• THE TASK: Output word for word the lines from the one with "Transcribe this image's" to the final line of the data, both ends included, but skip the pictures.

• TASK MATERIAL:
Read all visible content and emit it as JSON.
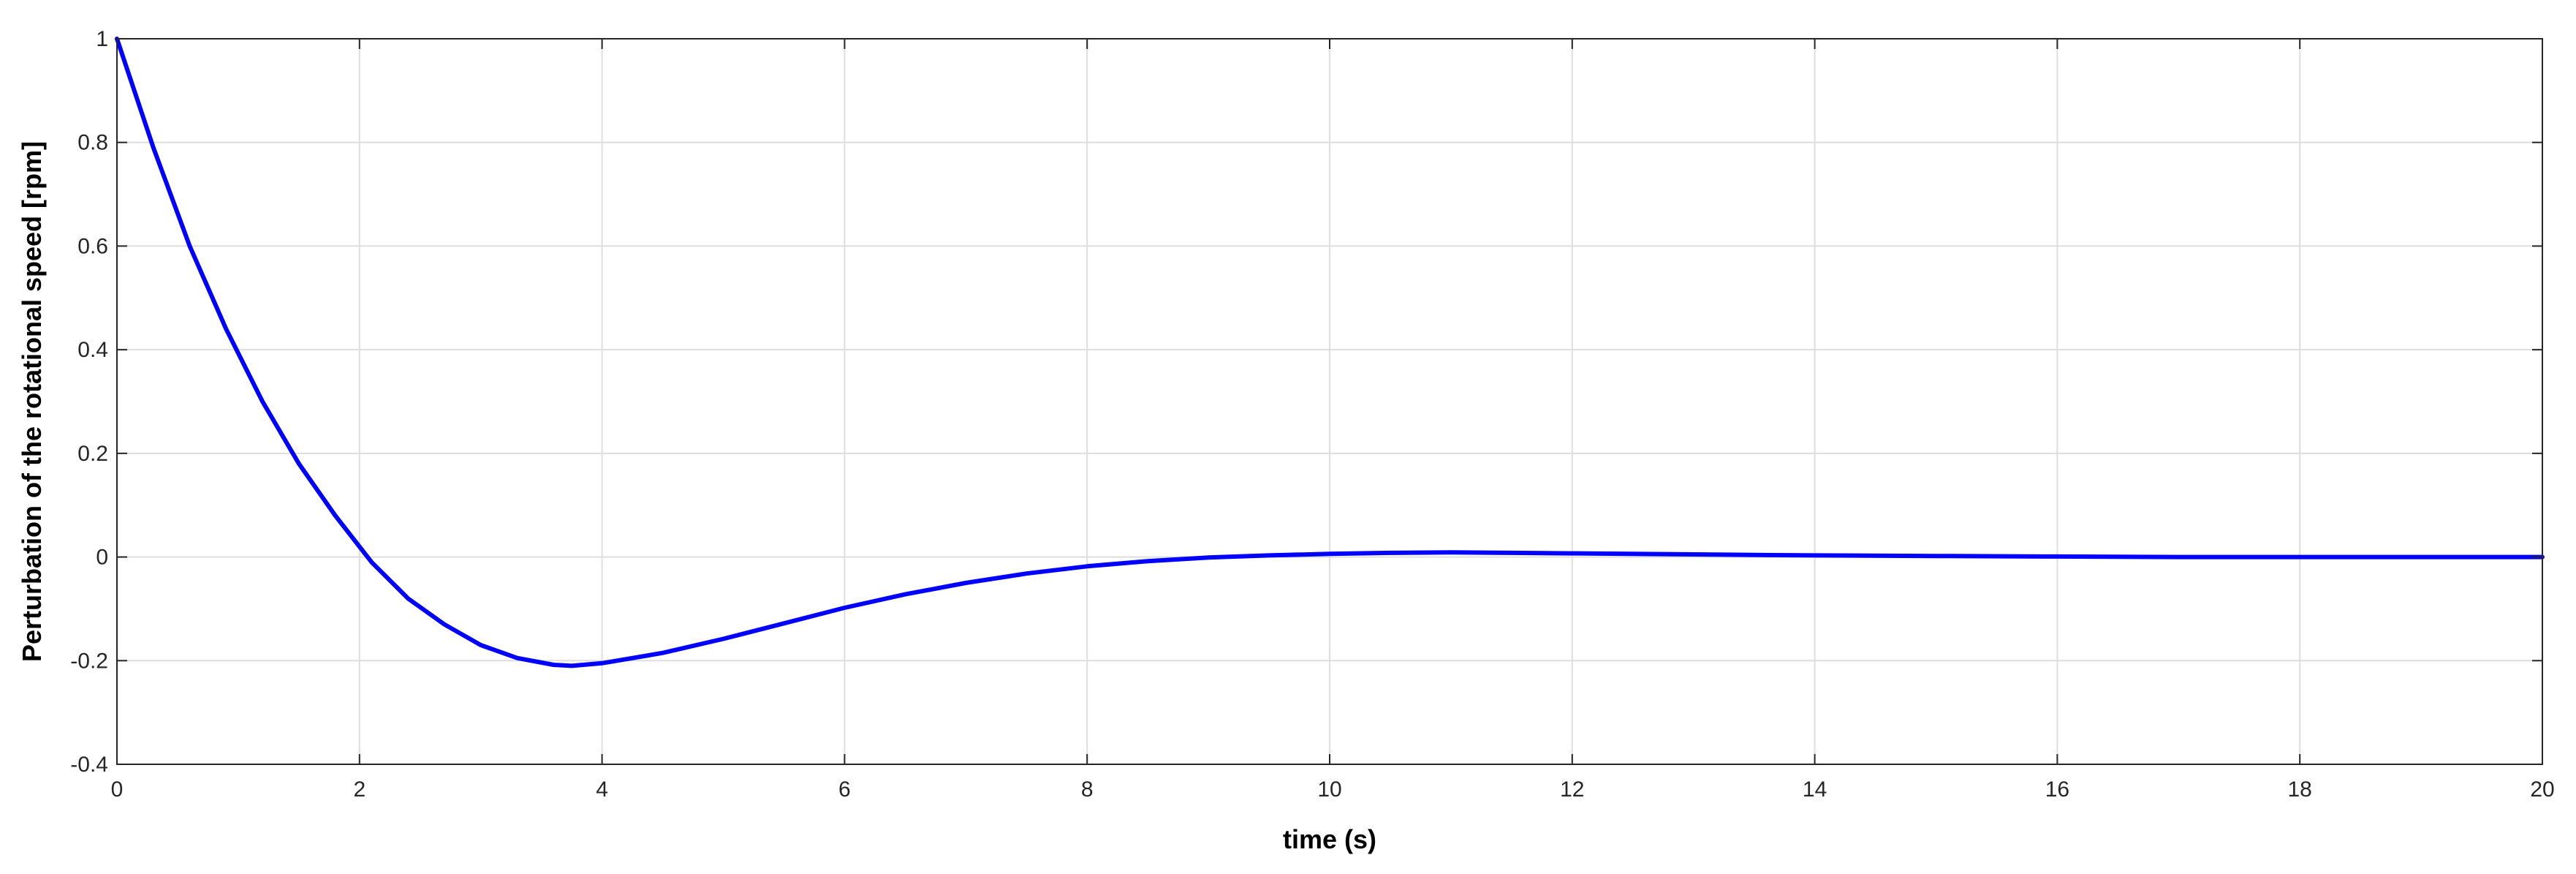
{
  "chart_data": {
    "type": "line",
    "title": "",
    "xlabel": "time (s)",
    "ylabel": "Perturbation of the rotational speed [rpm]",
    "xlim": [
      0,
      20
    ],
    "ylim": [
      -0.4,
      1
    ],
    "xticks": [
      0,
      2,
      4,
      6,
      8,
      10,
      12,
      14,
      16,
      18,
      20
    ],
    "yticks": [
      -0.4,
      -0.2,
      0,
      0.2,
      0.4,
      0.6,
      0.8,
      1
    ],
    "ytick_labels": [
      "-0.4",
      "-0.2",
      "0",
      "0.2",
      "0.4",
      "0.6",
      "0.8",
      "1"
    ],
    "grid": true,
    "legend": "none",
    "series": [
      {
        "color": "#0000ff",
        "x": [
          0,
          0.3,
          0.6,
          0.9,
          1.2,
          1.5,
          1.8,
          2.1,
          2.4,
          2.7,
          3.0,
          3.3,
          3.6,
          3.75,
          4.0,
          4.5,
          5.0,
          5.5,
          6.0,
          6.5,
          7.0,
          7.5,
          8.0,
          8.5,
          9.0,
          9.5,
          10.0,
          10.5,
          11.0,
          11.5,
          12.0,
          13.0,
          14.0,
          15.0,
          16.0,
          17.0,
          18.0,
          19.0,
          20.0
        ],
        "y": [
          1.0,
          0.79,
          0.6,
          0.44,
          0.3,
          0.18,
          0.08,
          -0.01,
          -0.08,
          -0.13,
          -0.17,
          -0.195,
          -0.208,
          -0.21,
          -0.205,
          -0.185,
          -0.158,
          -0.128,
          -0.098,
          -0.072,
          -0.05,
          -0.032,
          -0.018,
          -0.008,
          -0.001,
          0.003,
          0.006,
          0.008,
          0.009,
          0.008,
          0.007,
          0.005,
          0.003,
          0.002,
          0.001,
          0.0,
          0.0,
          0.0,
          0.0
        ]
      }
    ]
  }
}
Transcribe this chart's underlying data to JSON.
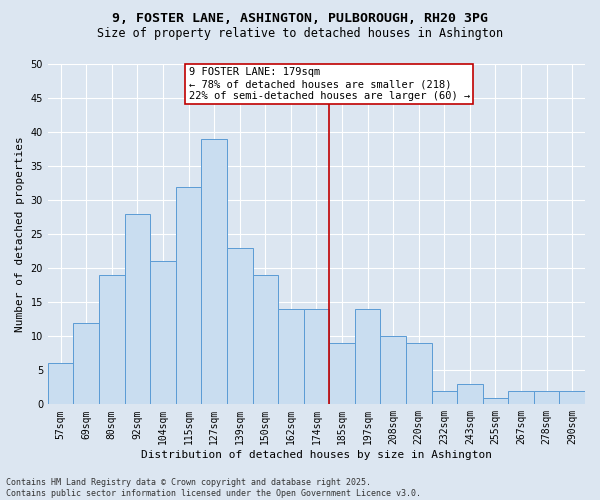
{
  "title": "9, FOSTER LANE, ASHINGTON, PULBOROUGH, RH20 3PG",
  "subtitle": "Size of property relative to detached houses in Ashington",
  "xlabel": "Distribution of detached houses by size in Ashington",
  "ylabel": "Number of detached properties",
  "footer_line1": "Contains HM Land Registry data © Crown copyright and database right 2025.",
  "footer_line2": "Contains public sector information licensed under the Open Government Licence v3.0.",
  "annotation_line0": "9 FOSTER LANE: 179sqm",
  "annotation_line1": "← 78% of detached houses are smaller (218)",
  "annotation_line2": "22% of semi-detached houses are larger (60) →",
  "bar_categories": [
    "57sqm",
    "69sqm",
    "80sqm",
    "92sqm",
    "104sqm",
    "115sqm",
    "127sqm",
    "139sqm",
    "150sqm",
    "162sqm",
    "174sqm",
    "185sqm",
    "197sqm",
    "208sqm",
    "220sqm",
    "232sqm",
    "243sqm",
    "255sqm",
    "267sqm",
    "278sqm",
    "290sqm"
  ],
  "bar_values": [
    6,
    12,
    19,
    28,
    21,
    32,
    39,
    23,
    19,
    14,
    14,
    9,
    14,
    10,
    9,
    2,
    3,
    1,
    2,
    2,
    2
  ],
  "bar_color": "#c9ddf0",
  "bar_edge_color": "#5b9bd5",
  "vline_x": 10.5,
  "vline_color": "#c00000",
  "annotation_box_edgecolor": "#c00000",
  "annotation_box_facecolor": "#ffffff",
  "background_color": "#dce6f1",
  "plot_bg_color": "#dce6f1",
  "ylim": [
    0,
    50
  ],
  "yticks": [
    0,
    5,
    10,
    15,
    20,
    25,
    30,
    35,
    40,
    45,
    50
  ],
  "grid_color": "#ffffff",
  "title_fontsize": 9.5,
  "subtitle_fontsize": 8.5,
  "ylabel_fontsize": 8,
  "xlabel_fontsize": 8,
  "tick_fontsize": 7,
  "annotation_fontsize": 7.5,
  "footer_fontsize": 6
}
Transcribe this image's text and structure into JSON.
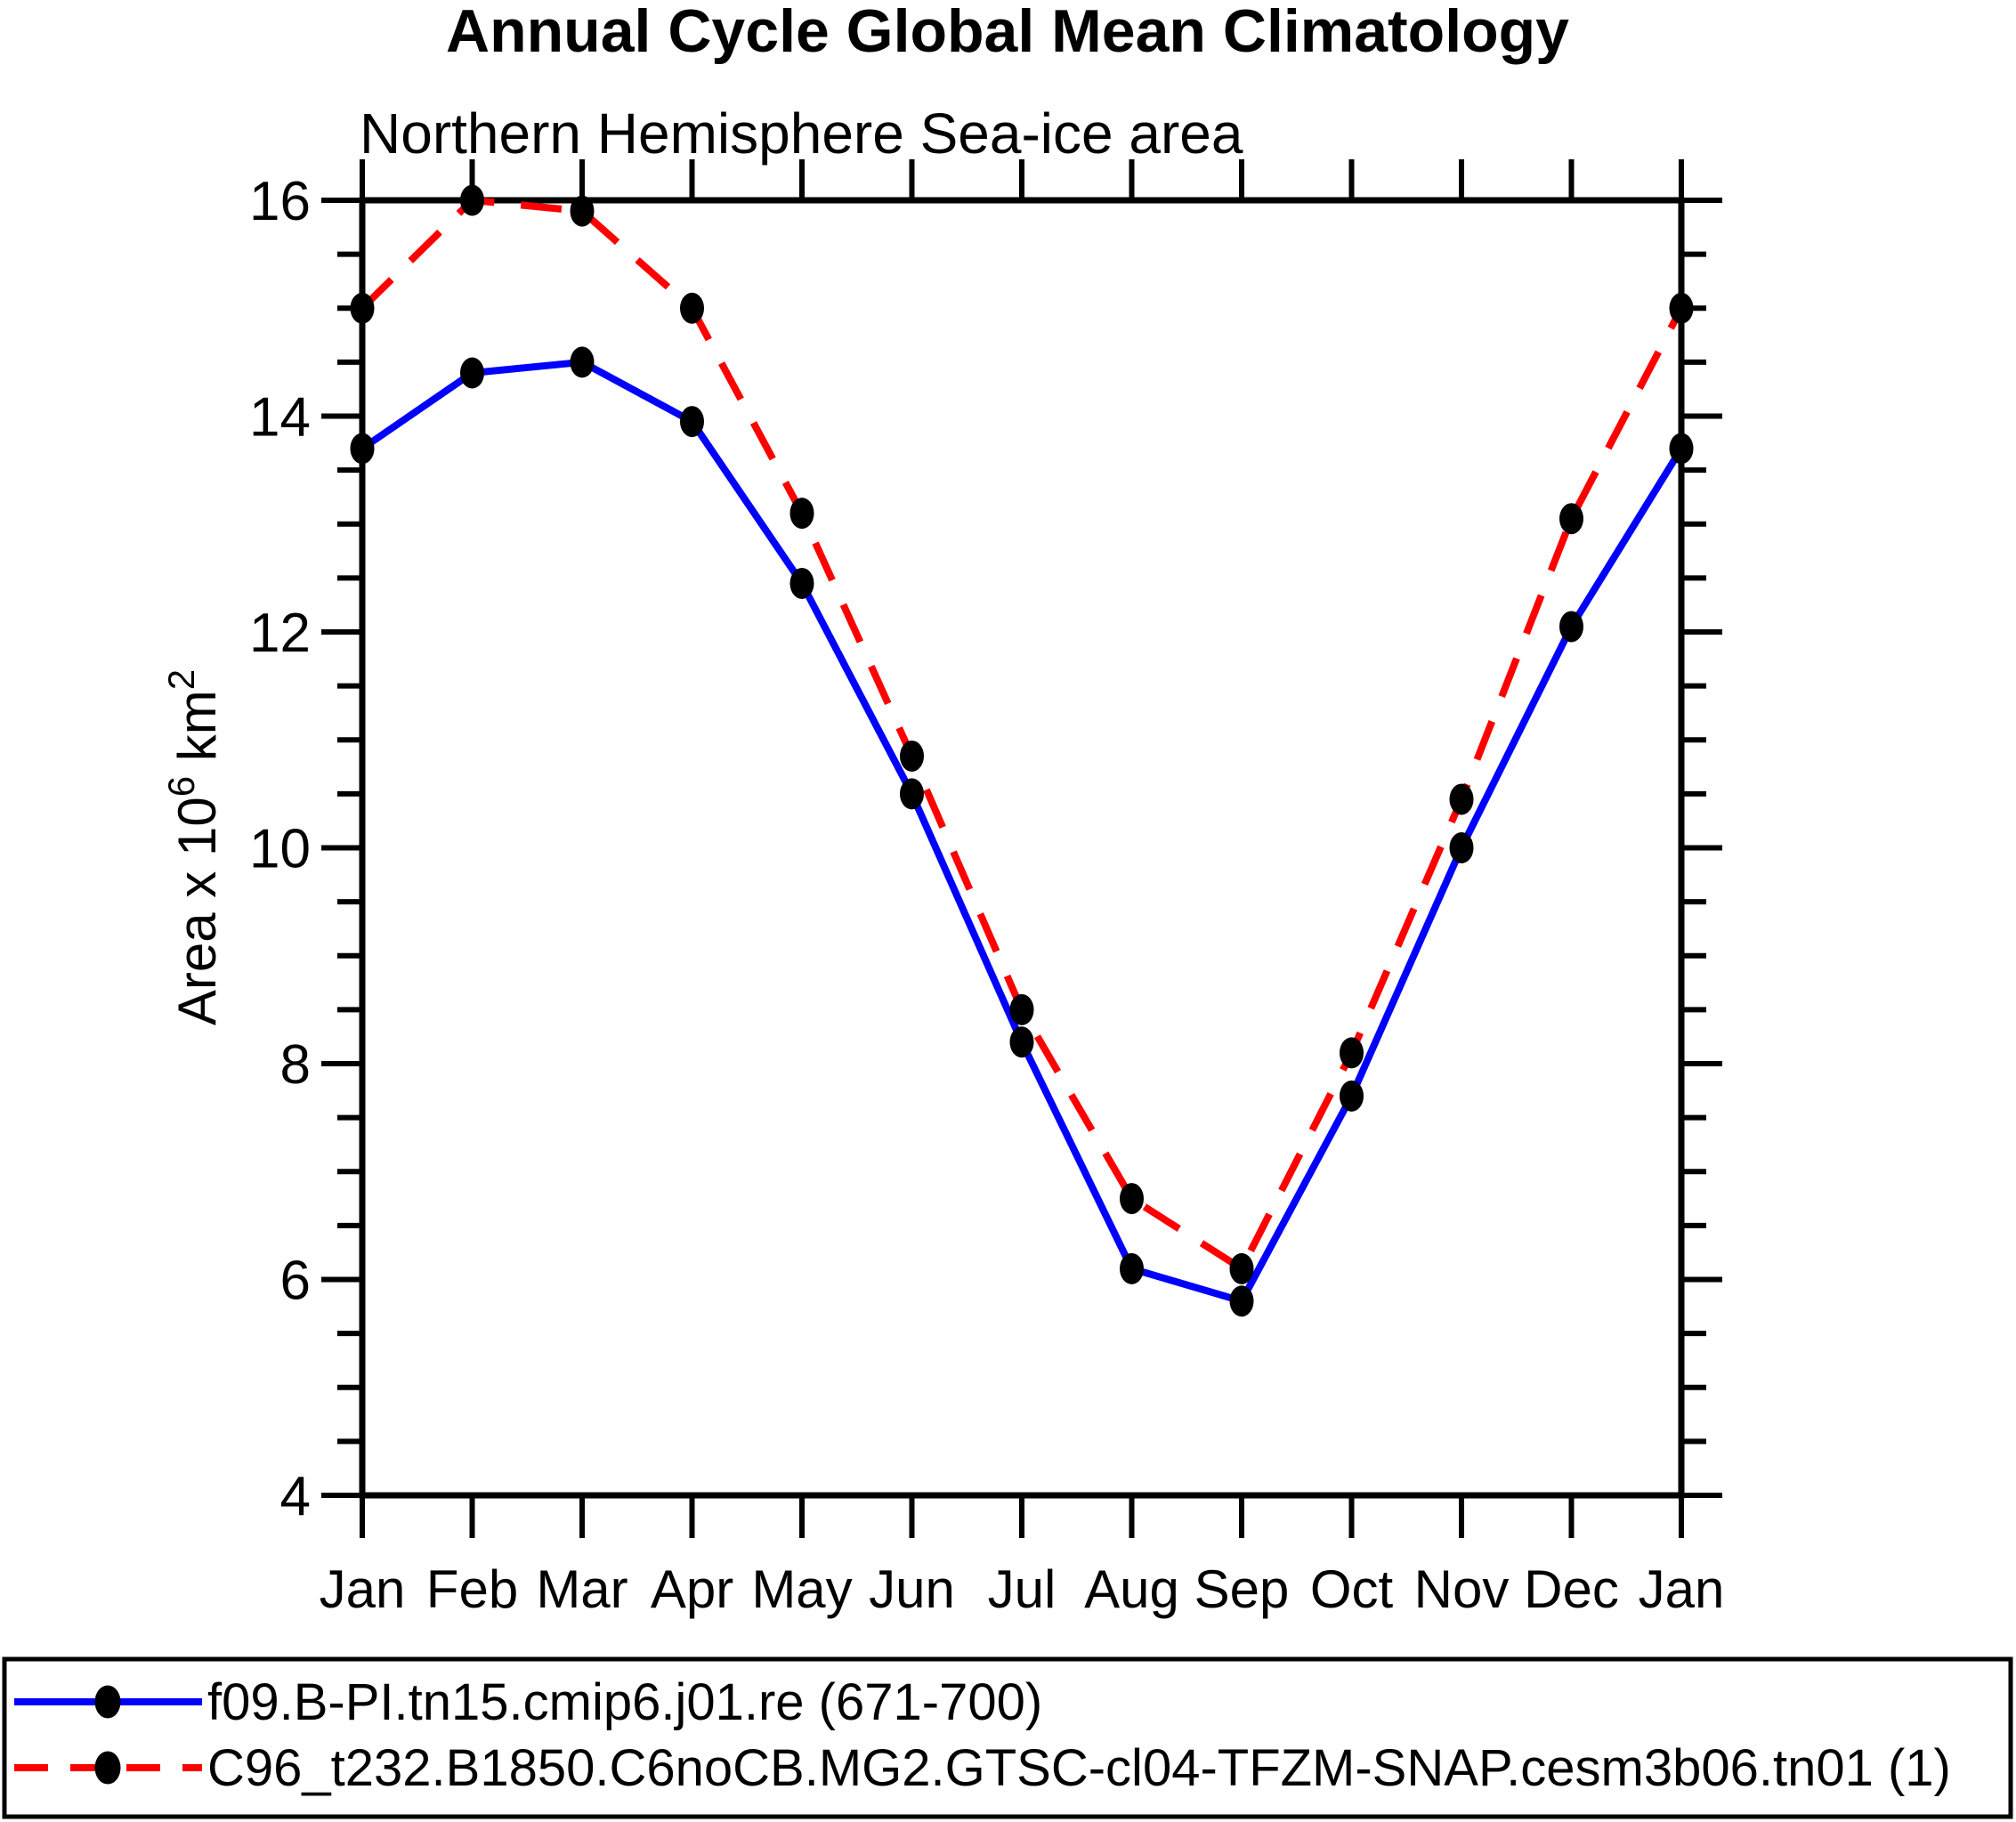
{
  "chart_data": {
    "type": "line",
    "title": "Annual Cycle Global Mean Climatology",
    "subtitle": "Northern Hemisphere Sea-ice area",
    "ylabel": {
      "base": "Area x 10",
      "sup1": "6",
      "mid": " km",
      "sup2": "2"
    },
    "categories": [
      "Jan",
      "Feb",
      "Mar",
      "Apr",
      "May",
      "Jun",
      "Jul",
      "Aug",
      "Sep",
      "Oct",
      "Nov",
      "Dec",
      "Jan"
    ],
    "ylim": [
      4,
      16
    ],
    "y_major_ticks": [
      16,
      14,
      12,
      10,
      8,
      6,
      4
    ],
    "y_minor_step": 0.5,
    "grid": false,
    "legend_position": "bottom",
    "axis_color": "#000000",
    "marker_color": "#000000",
    "series": [
      {
        "name": "f09.B-PI.tn15.cmip6.j01.re (671-700)",
        "color": "#0000ff",
        "style": "solid",
        "values": [
          13.7,
          14.4,
          14.5,
          13.95,
          12.45,
          10.5,
          8.2,
          6.1,
          5.8,
          7.7,
          10.0,
          12.05,
          13.7
        ]
      },
      {
        "name": "C96_t232.B1850.C6noCB.MG2.GTSC-cl04-TFZM-SNAP.cesm3b06.tn01 (1)",
        "color": "#ff0000",
        "style": "dashed",
        "values": [
          15.0,
          16.0,
          15.9,
          15.0,
          13.1,
          10.85,
          8.5,
          6.75,
          6.1,
          8.1,
          10.45,
          13.05,
          15.0
        ]
      }
    ]
  }
}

• ANSWER TO THIS EXERCISE:
Transcribe this image's text and structure into JSON.
{
  "chart_data": {
    "type": "line",
    "title": "Annual Cycle Global Mean Climatology",
    "subtitle": "Northern Hemisphere Sea-ice area",
    "ylabel": {
      "base": "Area x 10",
      "sup1": "6",
      "mid": " km",
      "sup2": "2"
    },
    "categories": [
      "Jan",
      "Feb",
      "Mar",
      "Apr",
      "May",
      "Jun",
      "Jul",
      "Aug",
      "Sep",
      "Oct",
      "Nov",
      "Dec",
      "Jan"
    ],
    "ylim": [
      4,
      16
    ],
    "y_major_ticks": [
      16,
      14,
      12,
      10,
      8,
      6,
      4
    ],
    "y_minor_step": 0.5,
    "grid": false,
    "legend_position": "bottom",
    "axis_color": "#000000",
    "marker_color": "#000000",
    "series": [
      {
        "name": "f09.B-PI.tn15.cmip6.j01.re (671-700)",
        "color": "#0000ff",
        "style": "solid",
        "values": [
          13.7,
          14.4,
          14.5,
          13.95,
          12.45,
          10.5,
          8.2,
          6.1,
          5.8,
          7.7,
          10.0,
          12.05,
          13.7
        ]
      },
      {
        "name": "C96_t232.B1850.C6noCB.MG2.GTSC-cl04-TFZM-SNAP.cesm3b06.tn01 (1)",
        "color": "#ff0000",
        "style": "dashed",
        "values": [
          15.0,
          16.0,
          15.9,
          15.0,
          13.1,
          10.85,
          8.5,
          6.75,
          6.1,
          8.1,
          10.45,
          13.05,
          15.0
        ]
      }
    ]
  }
}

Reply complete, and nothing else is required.